[START Records for processing]
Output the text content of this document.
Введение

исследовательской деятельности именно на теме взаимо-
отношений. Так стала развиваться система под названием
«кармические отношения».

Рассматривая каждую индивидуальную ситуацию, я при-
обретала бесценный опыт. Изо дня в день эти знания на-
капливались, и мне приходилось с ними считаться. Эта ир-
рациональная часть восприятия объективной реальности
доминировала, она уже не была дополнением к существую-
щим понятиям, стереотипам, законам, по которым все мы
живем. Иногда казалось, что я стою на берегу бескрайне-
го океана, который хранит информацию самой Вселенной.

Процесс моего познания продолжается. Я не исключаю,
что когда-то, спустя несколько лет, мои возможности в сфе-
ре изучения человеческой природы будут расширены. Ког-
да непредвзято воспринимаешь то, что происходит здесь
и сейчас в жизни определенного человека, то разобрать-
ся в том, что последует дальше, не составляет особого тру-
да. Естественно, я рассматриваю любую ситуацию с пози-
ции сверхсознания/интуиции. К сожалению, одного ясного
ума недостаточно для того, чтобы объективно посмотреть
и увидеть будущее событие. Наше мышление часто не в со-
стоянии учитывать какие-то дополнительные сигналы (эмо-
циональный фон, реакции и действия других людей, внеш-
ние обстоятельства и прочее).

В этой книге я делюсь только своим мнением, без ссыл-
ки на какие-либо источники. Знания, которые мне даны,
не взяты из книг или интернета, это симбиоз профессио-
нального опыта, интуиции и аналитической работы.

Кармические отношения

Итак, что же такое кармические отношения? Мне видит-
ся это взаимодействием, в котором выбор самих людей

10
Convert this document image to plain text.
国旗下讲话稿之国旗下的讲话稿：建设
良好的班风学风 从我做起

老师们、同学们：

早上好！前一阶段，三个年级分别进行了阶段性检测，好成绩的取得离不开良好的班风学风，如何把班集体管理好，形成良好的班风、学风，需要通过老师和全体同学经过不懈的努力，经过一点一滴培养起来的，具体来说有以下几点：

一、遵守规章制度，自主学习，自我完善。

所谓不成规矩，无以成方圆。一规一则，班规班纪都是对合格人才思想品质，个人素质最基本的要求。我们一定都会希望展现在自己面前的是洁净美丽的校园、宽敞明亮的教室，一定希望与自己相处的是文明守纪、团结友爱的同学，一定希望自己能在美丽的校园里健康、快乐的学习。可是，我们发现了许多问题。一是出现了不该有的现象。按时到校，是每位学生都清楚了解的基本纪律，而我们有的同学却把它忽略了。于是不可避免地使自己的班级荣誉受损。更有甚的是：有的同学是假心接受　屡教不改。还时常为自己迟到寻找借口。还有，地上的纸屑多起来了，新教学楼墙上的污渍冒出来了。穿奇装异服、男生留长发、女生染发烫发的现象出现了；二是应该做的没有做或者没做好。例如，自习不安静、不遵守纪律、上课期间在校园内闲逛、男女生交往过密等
[END Records for processing]
■ What to do ■
Using the records above, gather all lines where the string "this" is present.

■ Exercise output ■
Output the text content of this document.
Convert this document image to plain text.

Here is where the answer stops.